The exercise
Omit every picture and return the rest of the data unaltered.

• • •

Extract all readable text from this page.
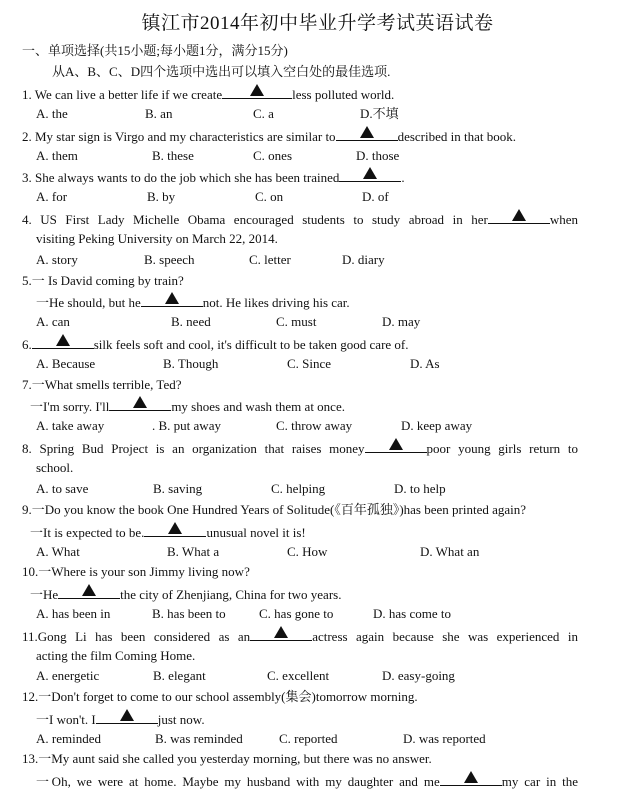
镇江市2014年初中毕业升学考试英语试卷
一、单项选择(共15小题;每小题1分，满分15分)
从A、B、C、D四个选项中选出可以填入空白处的最佳选项.
1. We can live a better life if we create	less polluted world.
A. the	B. an	C. a	D.不填
2. My star sign is Virgo and my characteristics are similar to	described in that book.
A. them	B. these	C. ones	D. those
3. She always wants to do the job which she has been trained	.
A. for	B. by	C. on	D. of
4. US First Lady Michelle Obama encouraged students to study abroad in her	when
visiting Peking University on March 22, 2014.
A. story	B. speech	C. letter	D. diary
5.一 Is David coming by train?
一He should, but he	not. He likes driving his car.
A. can	B. need	C. must	D. may
6.	silk feels soft and cool, it's difficult to be taken good care of.
A. Because	B. Though	C. Since	D. As
7.一What smells terrible, Ted?
一I'm sorry. I'll	my shoes and wash them at once.
A. take away	. B. put away	C. throw away	D. keep away
8. Spring Bud Project is an organization that raises money	poor young girls return to
school.
A. to save	B. saving	C. helping	D. to help
9.一Do you know the book One Hundred Years of Solitude(《百年孤独》)has been printed again?
一It is expected to be.	unusual novel it is!
A. What	B. What a	C. How	D. What an
10.一Where is your son Jimmy living now?
一He	the city of Zhenjiang, China for two years.
A. has been in	B. has been to	C. has gone to	D. has come to
11.Gong Li has been considered as an	actress again because she was experienced in
acting the film Coming Home.
A. energetic	B. elegant	C. excellent	D. easy-going
12.一Don't forget to come to our school assembly(集会)tomorrow morning.
一I won't. I	just now.
A. reminded	B. was reminded	C. reported	D. was reported
13.一My aunt said she called you yesterday morning, but there was no answer.
一Oh, we were at home. Maybe my husband with my daughter and me	my car in the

• • •

Result
Extract all readable text from this page.
镇江市2014年初中毕业升学考试英语试卷
一、单项选择(共15小题;每小题1分，满分15分)
从A、B、C、D四个选项中选出可以填入空白处的最佳选项.
1. We can live a better life if we create	less polluted world.
A. the	B. an	C. a	D.不填
2. My star sign is Virgo and my characteristics are similar to	described in that book.
A. them	B. these	C. ones	D. those
3. She always wants to do the job which she has been trained	.
A. for	B. by	C. on	D. of
4. US First Lady Michelle Obama encouraged students to study abroad in her	when
visiting Peking University on March 22, 2014.
A. story	B. speech	C. letter	D. diary
5.一 Is David coming by train?
一He should, but he	not. He likes driving his car.
A. can	B. need	C. must	D. may
6.	silk feels soft and cool, it's difficult to be taken good care of.
A. Because	B. Though	C. Since	D. As
7.一What smells terrible, Ted?
一I'm sorry. I'll	my shoes and wash them at once.
A. take away	. B. put away	C. throw away	D. keep away
8. Spring Bud Project is an organization that raises money	poor young girls return to
school.
A. to save	B. saving	C. helping	D. to help
9.一Do you know the book One Hundred Years of Solitude(《百年孤独》)has been printed again?
一It is expected to be.	unusual novel it is!
A. What	B. What a	C. How	D. What an
10.一Where is your son Jimmy living now?
一He	the city of Zhenjiang, China for two years.
A. has been in	B. has been to	C. has gone to	D. has come to
11.Gong Li has been considered as an	actress again because she was experienced in
acting the film Coming Home.
A. energetic	B. elegant	C. excellent	D. easy-going
12.一Don't forget to come to our school assembly(集会)tomorrow morning.
一I won't. I	just now.
A. reminded	B. was reminded	C. reported	D. was reported
13.一My aunt said she called you yesterday morning, but there was no answer.
一Oh, we were at home. Maybe my husband with my daughter and me	my car in the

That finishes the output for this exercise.